INSTRUCTIONS FOR THE TASK »
In the lines below, from the first line up to and including the line with "for-sale-point-5 xyxy=(212,237,224,249)", swap "bar-sold" for "bar-closed" wherever it occurs and leave everything else unchanged.

======== GIVEN INFORMATION ========

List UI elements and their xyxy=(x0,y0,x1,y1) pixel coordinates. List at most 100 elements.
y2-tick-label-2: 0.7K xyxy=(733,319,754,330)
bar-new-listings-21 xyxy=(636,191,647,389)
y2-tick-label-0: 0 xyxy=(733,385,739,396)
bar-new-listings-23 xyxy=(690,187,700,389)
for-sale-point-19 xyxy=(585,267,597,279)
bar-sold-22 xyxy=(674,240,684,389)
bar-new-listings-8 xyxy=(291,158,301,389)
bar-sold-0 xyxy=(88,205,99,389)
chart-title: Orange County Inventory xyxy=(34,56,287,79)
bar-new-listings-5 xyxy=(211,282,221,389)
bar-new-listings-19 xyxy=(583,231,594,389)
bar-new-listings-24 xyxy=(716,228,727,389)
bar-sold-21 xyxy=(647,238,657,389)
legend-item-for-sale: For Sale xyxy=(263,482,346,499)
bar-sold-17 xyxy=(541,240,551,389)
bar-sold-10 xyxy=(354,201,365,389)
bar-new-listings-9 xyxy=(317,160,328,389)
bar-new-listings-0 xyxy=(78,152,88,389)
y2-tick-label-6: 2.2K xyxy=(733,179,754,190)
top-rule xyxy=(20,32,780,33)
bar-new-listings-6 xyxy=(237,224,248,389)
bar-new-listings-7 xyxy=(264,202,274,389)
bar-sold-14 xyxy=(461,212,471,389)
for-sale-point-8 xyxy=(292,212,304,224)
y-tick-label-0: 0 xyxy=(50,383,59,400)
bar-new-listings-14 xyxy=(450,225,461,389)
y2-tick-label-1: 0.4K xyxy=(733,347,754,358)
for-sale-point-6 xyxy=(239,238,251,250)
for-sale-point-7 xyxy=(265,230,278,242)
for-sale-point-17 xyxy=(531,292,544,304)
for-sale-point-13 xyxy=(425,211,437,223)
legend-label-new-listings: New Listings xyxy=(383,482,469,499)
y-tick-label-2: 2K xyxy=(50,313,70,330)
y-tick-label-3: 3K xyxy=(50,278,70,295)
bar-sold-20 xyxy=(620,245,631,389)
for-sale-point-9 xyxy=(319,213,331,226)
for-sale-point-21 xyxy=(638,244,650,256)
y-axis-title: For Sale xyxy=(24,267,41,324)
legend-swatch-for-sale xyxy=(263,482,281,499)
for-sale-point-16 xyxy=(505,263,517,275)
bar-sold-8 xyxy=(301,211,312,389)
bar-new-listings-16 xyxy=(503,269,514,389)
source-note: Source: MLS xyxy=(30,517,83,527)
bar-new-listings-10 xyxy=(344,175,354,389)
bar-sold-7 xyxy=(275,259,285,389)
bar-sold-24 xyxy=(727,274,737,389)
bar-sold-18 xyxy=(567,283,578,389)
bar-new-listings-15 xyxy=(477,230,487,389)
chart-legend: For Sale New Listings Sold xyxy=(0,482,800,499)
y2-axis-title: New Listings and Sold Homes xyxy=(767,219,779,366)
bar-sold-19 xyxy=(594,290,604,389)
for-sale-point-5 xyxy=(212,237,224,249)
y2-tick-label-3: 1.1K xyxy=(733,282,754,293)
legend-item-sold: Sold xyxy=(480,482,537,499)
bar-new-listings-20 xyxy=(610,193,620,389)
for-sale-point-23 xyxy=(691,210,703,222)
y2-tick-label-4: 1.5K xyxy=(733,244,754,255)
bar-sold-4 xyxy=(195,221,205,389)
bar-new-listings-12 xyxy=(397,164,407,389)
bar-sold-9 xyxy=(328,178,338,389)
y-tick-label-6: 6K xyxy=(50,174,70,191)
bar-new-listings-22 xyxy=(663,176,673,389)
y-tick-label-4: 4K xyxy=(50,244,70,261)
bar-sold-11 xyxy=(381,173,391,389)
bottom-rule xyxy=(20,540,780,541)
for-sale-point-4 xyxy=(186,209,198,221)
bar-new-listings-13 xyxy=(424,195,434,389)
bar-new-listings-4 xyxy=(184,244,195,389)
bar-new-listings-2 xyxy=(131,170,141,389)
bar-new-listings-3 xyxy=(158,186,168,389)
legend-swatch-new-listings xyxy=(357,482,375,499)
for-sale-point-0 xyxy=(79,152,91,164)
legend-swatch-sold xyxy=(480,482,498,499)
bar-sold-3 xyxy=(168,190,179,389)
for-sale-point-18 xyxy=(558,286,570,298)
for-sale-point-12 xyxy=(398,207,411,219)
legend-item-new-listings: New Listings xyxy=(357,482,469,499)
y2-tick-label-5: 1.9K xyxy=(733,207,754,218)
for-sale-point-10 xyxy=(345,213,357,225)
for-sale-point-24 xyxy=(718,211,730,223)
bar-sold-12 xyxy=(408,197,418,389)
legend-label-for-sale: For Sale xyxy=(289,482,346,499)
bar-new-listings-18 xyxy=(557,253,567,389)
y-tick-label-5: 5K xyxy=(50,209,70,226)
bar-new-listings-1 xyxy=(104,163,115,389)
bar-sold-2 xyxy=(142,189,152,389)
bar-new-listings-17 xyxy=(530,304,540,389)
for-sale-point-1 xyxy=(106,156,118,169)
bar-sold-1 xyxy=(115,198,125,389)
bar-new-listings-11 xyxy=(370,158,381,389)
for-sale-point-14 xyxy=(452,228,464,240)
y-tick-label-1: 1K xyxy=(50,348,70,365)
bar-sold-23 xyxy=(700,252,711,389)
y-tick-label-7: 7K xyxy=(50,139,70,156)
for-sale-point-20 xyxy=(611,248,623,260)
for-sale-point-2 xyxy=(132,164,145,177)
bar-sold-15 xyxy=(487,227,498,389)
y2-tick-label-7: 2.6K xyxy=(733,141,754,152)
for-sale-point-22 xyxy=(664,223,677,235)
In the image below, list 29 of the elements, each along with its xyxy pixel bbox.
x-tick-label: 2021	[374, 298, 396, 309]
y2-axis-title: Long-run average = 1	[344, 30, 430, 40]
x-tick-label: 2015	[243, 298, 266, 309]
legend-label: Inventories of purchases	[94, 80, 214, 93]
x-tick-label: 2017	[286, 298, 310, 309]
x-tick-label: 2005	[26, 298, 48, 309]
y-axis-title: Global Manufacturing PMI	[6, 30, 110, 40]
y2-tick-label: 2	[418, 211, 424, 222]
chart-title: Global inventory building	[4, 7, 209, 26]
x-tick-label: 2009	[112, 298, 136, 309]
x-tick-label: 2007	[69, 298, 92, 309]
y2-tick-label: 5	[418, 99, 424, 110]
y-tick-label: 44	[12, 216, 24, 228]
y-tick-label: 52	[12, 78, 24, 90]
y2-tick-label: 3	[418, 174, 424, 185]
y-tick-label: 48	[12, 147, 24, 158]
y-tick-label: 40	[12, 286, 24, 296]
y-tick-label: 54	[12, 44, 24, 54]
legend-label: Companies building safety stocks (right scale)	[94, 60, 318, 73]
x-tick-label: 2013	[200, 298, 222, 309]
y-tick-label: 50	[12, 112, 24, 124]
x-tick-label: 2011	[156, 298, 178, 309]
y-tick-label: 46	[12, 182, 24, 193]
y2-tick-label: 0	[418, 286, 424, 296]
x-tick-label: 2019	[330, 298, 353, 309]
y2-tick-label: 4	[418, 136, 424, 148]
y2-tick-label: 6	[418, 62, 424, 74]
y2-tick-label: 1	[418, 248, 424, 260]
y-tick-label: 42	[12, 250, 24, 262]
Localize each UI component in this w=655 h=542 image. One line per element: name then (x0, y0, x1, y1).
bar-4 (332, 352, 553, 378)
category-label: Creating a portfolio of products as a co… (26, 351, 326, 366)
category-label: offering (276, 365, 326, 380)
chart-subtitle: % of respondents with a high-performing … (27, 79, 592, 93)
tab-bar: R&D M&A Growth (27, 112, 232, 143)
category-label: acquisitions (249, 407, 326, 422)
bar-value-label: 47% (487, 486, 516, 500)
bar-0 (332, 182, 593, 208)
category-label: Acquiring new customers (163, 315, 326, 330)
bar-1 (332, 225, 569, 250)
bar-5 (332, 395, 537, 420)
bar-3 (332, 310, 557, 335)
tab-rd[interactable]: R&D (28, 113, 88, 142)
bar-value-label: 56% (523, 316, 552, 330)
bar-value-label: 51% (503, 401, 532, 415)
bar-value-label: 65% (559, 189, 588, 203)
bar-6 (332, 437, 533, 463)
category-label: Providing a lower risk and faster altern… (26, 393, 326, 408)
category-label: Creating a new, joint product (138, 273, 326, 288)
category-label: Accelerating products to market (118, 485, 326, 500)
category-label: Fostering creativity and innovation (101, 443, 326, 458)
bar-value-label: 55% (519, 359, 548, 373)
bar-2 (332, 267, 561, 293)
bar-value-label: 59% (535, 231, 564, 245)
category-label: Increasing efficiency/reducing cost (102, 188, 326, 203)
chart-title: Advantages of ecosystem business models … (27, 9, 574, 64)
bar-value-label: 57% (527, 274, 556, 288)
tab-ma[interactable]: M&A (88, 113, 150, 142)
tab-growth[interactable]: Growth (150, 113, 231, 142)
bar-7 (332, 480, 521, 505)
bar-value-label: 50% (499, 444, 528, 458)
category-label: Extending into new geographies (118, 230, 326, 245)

========

EXERCISE RESPONSE »
List UI elements and their xyxy=(x0,y0,x1,y1) pixel coordinates. List at most 100 elements.
y2-tick-label-2: 0.7K xyxy=(733,319,754,330)
bar-new-listings-21 xyxy=(636,191,647,389)
y2-tick-label-0: 0 xyxy=(733,385,739,396)
bar-new-listings-23 xyxy=(690,187,700,389)
for-sale-point-19 xyxy=(585,267,597,279)
bar-closed-22 xyxy=(674,240,684,389)
bar-new-listings-8 xyxy=(291,158,301,389)
bar-closed-0 xyxy=(88,205,99,389)
chart-title: Orange County Inventory xyxy=(34,56,287,79)
bar-new-listings-5 xyxy=(211,282,221,389)
bar-new-listings-19 xyxy=(583,231,594,389)
bar-new-listings-24 xyxy=(716,228,727,389)
bar-closed-21 xyxy=(647,238,657,389)
legend-item-for-sale: For Sale xyxy=(263,482,346,499)
bar-closed-17 xyxy=(541,240,551,389)
bar-closed-10 xyxy=(354,201,365,389)
bar-new-listings-9 xyxy=(317,160,328,389)
bar-new-listings-0 xyxy=(78,152,88,389)
y2-tick-label-6: 2.2K xyxy=(733,179,754,190)
top-rule xyxy=(20,32,780,33)
bar-new-listings-6 xyxy=(237,224,248,389)
bar-new-listings-7 xyxy=(264,202,274,389)
bar-closed-14 xyxy=(461,212,471,389)
for-sale-point-8 xyxy=(292,212,304,224)
y-tick-label-0: 0 xyxy=(50,383,59,400)
bar-new-listings-14 xyxy=(450,225,461,389)
y2-tick-label-1: 0.4K xyxy=(733,347,754,358)
for-sale-point-6 xyxy=(239,238,251,250)
for-sale-point-7 xyxy=(265,230,278,242)
for-sale-point-17 xyxy=(531,292,544,304)
for-sale-point-13 xyxy=(425,211,437,223)
legend-label-new-listings: New Listings xyxy=(383,482,469,499)
y-tick-label-2: 2K xyxy=(50,313,70,330)
y-tick-label-3: 3K xyxy=(50,278,70,295)
bar-closed-20 xyxy=(620,245,631,389)
for-sale-point-9 xyxy=(319,213,331,226)
for-sale-point-21 xyxy=(638,244,650,256)
y-axis-title: For Sale xyxy=(24,267,41,324)
legend-swatch-for-sale xyxy=(263,482,281,499)
for-sale-point-16 xyxy=(505,263,517,275)
bar-closed-8 xyxy=(301,211,312,389)
bar-new-listings-16 xyxy=(503,269,514,389)
source-note: Source: MLS xyxy=(30,517,83,527)
bar-new-listings-10 xyxy=(344,175,354,389)
bar-closed-7 xyxy=(275,259,285,389)
bar-closed-24 xyxy=(727,274,737,389)
bar-closed-18 xyxy=(567,283,578,389)
bar-new-listings-15 xyxy=(477,230,487,389)
chart-legend: For Sale New Listings Sold xyxy=(0,482,800,499)
y2-axis-title: New Listings and Sold Homes xyxy=(767,219,779,366)
bar-closed-19 xyxy=(594,290,604,389)
for-sale-point-5 xyxy=(212,237,224,249)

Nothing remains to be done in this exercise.